[Start of Supplied data]

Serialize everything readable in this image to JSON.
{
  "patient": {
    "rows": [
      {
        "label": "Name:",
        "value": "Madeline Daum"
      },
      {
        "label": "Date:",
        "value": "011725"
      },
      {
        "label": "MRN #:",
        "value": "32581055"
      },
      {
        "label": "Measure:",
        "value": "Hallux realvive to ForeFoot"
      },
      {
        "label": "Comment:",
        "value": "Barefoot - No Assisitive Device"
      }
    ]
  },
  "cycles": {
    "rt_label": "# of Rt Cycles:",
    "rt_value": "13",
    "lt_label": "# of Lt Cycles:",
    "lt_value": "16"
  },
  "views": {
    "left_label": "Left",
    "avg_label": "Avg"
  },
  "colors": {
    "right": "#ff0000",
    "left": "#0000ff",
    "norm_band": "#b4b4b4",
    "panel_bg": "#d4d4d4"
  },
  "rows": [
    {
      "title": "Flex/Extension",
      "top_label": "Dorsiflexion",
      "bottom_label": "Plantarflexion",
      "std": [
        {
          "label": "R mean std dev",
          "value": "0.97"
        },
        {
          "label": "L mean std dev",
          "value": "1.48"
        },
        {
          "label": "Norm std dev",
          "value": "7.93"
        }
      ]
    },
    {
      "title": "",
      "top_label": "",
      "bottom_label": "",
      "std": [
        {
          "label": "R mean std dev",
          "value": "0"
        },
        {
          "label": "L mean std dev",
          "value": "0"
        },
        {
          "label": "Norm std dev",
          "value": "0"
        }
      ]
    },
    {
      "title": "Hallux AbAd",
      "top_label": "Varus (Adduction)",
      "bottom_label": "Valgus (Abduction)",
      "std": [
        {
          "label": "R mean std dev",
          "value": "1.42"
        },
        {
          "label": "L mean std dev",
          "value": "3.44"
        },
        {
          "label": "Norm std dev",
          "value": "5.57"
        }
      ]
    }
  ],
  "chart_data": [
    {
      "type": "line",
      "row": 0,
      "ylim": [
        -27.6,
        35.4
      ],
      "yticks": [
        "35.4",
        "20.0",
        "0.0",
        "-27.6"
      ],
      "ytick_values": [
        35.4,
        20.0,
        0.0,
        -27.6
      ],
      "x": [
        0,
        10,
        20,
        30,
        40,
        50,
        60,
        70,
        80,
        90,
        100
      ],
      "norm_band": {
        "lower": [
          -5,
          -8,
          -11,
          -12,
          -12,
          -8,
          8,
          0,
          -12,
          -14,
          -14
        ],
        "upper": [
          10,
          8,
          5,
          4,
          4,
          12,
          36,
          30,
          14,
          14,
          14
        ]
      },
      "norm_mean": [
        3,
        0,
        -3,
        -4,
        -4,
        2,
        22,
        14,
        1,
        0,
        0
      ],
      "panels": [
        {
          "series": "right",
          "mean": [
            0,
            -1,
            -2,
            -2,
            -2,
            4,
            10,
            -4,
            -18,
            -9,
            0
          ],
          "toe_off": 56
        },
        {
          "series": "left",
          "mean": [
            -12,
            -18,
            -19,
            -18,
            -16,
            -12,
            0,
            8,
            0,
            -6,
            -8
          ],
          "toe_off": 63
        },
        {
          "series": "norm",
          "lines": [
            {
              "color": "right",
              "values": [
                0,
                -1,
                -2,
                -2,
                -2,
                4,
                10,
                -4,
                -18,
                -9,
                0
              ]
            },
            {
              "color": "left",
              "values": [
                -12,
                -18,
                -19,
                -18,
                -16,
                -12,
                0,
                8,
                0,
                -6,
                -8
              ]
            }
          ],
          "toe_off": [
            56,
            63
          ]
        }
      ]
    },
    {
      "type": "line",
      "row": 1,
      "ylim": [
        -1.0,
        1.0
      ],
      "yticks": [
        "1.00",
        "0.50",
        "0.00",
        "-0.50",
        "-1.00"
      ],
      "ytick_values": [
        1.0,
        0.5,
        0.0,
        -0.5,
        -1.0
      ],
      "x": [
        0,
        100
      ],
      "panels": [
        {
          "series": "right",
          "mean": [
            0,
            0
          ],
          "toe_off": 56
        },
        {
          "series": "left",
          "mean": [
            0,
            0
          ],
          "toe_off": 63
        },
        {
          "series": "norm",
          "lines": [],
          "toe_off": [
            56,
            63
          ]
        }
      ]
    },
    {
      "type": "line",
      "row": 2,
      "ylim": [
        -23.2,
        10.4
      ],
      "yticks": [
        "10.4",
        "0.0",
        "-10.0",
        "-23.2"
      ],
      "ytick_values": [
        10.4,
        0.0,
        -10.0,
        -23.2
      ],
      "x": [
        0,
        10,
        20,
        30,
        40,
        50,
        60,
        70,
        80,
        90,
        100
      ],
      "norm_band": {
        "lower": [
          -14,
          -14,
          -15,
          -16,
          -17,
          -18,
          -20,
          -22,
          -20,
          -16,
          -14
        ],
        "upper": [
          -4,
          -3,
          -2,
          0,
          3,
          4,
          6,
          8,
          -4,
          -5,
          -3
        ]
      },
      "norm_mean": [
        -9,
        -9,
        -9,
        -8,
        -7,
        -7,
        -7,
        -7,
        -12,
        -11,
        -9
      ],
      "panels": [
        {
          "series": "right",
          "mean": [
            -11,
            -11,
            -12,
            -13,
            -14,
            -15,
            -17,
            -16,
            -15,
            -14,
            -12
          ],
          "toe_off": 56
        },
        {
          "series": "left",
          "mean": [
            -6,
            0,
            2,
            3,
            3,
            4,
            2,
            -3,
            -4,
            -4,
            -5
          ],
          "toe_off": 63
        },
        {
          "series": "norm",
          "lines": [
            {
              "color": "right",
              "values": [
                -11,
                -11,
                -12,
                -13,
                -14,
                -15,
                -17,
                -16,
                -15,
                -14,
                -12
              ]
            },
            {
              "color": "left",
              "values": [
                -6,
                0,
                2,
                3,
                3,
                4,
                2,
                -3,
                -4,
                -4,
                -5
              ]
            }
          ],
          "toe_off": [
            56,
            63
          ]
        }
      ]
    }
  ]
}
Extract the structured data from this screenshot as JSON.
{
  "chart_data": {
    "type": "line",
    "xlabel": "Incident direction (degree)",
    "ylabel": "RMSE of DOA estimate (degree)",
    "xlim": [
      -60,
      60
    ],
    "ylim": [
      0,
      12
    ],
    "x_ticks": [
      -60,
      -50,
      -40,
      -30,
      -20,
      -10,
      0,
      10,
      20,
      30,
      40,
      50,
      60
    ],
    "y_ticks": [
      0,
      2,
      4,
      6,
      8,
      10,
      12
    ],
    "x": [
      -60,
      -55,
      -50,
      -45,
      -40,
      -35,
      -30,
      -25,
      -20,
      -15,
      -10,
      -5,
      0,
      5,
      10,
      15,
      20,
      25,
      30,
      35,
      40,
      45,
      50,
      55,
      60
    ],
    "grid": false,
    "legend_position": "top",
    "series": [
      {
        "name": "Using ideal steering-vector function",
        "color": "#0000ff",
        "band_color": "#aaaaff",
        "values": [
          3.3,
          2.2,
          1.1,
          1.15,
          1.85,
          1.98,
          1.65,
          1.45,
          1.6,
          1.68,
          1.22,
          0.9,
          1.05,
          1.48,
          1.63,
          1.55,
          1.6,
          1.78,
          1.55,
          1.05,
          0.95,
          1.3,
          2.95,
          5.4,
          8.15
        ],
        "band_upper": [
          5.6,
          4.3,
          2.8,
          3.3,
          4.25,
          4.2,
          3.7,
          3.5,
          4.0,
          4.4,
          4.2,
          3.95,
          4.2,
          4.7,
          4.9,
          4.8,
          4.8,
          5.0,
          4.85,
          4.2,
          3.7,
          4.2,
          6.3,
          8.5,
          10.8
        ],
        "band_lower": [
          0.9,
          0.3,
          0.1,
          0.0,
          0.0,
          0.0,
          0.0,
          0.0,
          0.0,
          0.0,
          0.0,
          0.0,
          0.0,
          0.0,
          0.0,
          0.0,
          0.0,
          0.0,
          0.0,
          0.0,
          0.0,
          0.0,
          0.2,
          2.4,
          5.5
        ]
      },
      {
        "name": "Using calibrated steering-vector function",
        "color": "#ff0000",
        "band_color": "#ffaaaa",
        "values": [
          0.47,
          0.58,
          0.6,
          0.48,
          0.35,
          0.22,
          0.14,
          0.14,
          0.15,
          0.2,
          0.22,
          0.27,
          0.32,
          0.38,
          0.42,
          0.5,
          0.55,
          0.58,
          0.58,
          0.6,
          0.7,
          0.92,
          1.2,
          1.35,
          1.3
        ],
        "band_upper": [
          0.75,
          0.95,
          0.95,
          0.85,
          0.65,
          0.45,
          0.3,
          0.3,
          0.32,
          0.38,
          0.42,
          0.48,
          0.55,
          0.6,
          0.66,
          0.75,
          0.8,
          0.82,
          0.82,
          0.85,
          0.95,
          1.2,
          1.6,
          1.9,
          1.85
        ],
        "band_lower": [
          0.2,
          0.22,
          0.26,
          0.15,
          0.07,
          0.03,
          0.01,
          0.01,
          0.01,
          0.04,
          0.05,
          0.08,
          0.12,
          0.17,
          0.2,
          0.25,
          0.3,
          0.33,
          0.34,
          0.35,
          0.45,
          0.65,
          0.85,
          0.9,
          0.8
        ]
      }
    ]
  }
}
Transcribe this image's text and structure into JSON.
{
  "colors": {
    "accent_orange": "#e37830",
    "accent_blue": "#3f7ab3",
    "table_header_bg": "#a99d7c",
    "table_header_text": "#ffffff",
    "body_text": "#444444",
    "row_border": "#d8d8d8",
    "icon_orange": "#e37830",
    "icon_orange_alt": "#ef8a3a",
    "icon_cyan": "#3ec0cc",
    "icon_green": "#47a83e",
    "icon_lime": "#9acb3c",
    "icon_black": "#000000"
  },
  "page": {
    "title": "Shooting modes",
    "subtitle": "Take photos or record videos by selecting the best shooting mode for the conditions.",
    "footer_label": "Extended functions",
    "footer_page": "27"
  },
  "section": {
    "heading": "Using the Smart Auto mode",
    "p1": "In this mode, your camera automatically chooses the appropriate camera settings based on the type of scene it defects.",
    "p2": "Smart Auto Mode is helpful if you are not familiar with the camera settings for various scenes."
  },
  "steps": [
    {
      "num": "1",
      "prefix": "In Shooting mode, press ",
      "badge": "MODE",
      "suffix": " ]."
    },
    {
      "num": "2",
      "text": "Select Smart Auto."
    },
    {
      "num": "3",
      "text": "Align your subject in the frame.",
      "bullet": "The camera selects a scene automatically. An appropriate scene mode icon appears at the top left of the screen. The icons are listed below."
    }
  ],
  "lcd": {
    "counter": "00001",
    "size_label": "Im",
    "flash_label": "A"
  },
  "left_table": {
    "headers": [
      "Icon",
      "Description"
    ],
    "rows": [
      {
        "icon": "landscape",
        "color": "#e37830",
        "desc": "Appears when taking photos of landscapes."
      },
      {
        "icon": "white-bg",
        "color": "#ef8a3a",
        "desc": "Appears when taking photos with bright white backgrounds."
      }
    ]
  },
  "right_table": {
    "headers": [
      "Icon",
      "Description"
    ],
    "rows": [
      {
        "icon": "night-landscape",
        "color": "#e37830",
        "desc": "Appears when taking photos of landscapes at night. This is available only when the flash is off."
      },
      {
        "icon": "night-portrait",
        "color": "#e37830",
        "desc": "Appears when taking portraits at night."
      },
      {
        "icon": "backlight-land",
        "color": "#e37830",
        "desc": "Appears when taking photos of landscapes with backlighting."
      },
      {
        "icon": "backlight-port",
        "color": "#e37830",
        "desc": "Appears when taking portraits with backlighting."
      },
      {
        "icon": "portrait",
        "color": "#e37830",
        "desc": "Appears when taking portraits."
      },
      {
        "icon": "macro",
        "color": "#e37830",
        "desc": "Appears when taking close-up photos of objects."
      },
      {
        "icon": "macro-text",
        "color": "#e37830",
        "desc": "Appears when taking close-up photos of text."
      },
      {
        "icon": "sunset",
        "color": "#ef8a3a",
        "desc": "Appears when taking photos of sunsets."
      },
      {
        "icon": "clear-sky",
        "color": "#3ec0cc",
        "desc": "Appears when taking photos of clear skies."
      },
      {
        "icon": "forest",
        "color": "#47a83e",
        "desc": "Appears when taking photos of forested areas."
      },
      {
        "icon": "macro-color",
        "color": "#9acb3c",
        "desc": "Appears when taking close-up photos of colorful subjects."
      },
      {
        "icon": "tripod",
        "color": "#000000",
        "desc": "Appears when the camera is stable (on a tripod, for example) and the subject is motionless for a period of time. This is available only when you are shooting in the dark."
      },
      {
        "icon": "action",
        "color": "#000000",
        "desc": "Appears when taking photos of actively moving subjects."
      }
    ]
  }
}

[End of Supplied data]

#### [What is asked]
Pull out every line of the entries that includes the word "Using".

#### [Answer to this problem]
        "name": "Using ideal steering-vector function",
        "name": "Using calibrated steering-vector function",
    "heading": "Using the Smart Auto mode",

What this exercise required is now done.